▶ [Prompt] Report back each line of the records that contains the string "Software".

(Dataset records)
|---|

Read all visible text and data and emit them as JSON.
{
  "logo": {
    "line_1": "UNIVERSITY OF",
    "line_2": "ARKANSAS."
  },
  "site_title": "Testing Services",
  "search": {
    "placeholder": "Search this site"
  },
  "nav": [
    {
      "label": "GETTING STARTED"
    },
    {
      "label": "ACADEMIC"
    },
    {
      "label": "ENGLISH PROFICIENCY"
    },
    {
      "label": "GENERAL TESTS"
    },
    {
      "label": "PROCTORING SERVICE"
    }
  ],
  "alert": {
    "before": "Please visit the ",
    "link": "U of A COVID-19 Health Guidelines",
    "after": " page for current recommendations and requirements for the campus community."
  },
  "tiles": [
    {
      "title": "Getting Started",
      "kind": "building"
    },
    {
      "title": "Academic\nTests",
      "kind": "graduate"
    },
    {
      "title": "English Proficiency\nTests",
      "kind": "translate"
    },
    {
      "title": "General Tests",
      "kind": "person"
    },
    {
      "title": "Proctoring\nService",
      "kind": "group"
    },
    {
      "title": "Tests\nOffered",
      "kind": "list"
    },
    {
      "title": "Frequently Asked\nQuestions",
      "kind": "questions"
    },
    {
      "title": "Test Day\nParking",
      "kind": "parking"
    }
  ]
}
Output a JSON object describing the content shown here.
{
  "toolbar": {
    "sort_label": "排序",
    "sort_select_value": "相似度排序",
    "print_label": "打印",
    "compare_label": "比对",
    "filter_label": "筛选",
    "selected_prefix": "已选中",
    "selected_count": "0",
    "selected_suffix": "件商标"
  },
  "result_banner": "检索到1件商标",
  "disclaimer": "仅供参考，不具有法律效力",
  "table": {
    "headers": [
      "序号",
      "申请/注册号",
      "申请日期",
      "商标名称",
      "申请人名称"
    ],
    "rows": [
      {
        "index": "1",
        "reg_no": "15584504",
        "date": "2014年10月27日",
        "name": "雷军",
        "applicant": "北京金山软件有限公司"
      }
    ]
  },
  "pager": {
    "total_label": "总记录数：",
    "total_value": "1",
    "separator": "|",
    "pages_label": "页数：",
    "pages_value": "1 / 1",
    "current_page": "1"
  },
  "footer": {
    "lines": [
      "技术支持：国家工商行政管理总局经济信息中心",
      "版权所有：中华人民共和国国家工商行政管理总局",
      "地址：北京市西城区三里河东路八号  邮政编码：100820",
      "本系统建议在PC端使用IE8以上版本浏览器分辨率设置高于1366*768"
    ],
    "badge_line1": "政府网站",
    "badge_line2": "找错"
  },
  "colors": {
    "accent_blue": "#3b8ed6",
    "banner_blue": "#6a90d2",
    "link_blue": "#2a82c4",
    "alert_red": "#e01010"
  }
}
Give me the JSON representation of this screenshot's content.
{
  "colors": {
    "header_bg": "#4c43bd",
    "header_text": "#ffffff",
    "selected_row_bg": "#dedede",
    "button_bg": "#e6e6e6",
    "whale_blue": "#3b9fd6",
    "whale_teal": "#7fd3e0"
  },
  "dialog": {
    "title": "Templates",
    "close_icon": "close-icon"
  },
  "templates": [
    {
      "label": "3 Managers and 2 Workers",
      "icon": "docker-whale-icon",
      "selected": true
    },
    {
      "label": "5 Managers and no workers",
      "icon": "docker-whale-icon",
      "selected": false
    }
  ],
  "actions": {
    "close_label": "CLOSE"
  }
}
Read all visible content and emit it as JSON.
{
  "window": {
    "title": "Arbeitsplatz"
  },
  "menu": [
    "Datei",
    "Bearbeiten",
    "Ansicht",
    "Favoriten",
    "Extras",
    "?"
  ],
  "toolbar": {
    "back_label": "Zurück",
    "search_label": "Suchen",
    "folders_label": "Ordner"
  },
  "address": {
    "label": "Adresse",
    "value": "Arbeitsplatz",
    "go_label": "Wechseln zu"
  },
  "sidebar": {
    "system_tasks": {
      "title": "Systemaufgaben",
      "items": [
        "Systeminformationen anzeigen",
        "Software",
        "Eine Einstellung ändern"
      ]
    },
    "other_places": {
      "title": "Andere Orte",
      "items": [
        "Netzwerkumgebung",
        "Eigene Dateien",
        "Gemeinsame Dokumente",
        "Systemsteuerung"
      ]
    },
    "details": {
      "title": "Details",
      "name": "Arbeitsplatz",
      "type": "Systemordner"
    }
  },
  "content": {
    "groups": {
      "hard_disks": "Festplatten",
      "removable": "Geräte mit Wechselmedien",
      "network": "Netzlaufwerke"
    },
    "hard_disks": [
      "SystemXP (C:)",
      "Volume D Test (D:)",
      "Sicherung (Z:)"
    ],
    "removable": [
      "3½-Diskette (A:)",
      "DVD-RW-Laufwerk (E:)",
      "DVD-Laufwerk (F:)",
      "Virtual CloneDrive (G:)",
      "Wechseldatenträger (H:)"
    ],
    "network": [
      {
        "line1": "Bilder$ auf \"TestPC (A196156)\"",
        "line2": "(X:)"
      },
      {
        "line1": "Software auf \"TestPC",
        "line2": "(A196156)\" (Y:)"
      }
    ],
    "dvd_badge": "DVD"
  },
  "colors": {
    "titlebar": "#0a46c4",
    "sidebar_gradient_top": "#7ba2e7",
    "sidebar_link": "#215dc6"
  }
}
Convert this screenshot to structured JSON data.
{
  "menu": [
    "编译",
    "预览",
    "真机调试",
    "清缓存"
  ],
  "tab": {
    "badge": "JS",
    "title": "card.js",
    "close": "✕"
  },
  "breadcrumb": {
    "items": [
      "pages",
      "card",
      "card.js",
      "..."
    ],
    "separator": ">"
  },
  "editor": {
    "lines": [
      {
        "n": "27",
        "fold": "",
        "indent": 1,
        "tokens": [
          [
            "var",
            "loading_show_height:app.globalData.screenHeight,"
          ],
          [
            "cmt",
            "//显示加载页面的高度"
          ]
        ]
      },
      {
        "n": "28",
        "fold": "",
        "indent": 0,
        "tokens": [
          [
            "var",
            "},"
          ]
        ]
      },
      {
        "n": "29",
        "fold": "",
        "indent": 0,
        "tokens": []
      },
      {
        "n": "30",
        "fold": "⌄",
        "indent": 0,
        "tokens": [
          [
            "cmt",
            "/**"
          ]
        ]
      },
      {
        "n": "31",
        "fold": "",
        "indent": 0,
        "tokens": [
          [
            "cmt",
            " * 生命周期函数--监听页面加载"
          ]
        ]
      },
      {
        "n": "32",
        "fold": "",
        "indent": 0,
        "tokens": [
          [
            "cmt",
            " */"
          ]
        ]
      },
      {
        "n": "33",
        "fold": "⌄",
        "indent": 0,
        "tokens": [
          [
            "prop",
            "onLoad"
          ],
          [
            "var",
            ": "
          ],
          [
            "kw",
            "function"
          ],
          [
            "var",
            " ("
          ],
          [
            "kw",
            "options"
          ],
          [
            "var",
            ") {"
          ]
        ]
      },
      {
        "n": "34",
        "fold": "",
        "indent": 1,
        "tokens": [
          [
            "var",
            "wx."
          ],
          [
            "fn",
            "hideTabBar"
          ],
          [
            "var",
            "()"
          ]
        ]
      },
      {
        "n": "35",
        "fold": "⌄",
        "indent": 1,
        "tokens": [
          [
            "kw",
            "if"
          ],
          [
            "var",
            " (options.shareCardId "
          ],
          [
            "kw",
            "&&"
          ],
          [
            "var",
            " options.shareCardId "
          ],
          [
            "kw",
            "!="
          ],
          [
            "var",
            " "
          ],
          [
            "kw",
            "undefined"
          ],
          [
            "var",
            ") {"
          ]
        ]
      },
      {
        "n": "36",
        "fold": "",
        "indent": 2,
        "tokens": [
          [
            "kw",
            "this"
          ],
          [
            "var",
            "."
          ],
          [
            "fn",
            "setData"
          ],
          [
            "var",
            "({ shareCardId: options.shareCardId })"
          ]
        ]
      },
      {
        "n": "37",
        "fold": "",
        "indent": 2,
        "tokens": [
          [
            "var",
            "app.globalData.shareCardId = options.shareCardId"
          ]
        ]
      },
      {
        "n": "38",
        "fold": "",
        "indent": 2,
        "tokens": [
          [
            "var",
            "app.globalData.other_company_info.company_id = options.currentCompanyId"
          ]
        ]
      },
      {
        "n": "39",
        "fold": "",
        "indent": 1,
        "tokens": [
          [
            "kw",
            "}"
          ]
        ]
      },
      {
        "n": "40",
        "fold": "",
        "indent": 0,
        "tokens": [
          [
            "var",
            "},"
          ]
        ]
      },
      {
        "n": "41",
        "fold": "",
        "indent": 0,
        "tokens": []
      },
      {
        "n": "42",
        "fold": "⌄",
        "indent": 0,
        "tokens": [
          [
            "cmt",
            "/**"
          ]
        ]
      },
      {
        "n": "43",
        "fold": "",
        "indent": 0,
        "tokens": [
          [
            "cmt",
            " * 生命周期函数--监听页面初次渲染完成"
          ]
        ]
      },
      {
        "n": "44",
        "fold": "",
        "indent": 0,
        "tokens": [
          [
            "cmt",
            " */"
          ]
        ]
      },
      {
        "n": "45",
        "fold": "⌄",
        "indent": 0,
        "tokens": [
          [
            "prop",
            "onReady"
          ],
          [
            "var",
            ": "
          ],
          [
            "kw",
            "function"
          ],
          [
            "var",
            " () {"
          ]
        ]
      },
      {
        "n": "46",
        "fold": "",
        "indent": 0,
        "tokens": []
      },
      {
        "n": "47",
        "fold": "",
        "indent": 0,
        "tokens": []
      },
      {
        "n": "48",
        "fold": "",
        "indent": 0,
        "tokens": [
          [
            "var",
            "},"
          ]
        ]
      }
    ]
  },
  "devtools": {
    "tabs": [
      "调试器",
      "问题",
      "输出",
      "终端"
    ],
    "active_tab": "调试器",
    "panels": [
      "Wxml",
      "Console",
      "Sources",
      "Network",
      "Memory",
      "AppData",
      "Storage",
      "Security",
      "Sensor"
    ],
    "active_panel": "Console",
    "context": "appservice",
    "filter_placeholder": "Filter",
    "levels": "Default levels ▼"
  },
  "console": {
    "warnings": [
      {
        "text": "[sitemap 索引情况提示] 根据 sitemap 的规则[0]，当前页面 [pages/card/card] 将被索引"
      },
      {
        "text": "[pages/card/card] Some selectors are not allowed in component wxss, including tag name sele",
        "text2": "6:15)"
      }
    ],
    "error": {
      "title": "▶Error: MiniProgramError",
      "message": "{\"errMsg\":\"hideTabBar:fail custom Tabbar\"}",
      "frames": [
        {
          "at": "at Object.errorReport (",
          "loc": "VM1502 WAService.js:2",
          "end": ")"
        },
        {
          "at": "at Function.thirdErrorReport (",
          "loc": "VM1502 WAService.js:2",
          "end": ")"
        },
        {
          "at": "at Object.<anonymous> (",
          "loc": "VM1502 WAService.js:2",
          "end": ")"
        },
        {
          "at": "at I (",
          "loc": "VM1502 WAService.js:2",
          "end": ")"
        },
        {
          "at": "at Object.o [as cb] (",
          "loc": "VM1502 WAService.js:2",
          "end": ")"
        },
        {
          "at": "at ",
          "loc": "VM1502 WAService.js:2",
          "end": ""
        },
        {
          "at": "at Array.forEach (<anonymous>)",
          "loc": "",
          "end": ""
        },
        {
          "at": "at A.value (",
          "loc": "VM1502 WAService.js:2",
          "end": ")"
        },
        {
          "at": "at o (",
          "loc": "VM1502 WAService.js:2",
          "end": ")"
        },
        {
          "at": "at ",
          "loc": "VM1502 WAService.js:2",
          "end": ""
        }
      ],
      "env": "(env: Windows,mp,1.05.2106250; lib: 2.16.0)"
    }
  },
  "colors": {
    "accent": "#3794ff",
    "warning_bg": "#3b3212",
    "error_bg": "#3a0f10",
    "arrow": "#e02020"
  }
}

|---|

▶ [Solved problem]
        "Software",
        "line1": "Software auf \"TestPC",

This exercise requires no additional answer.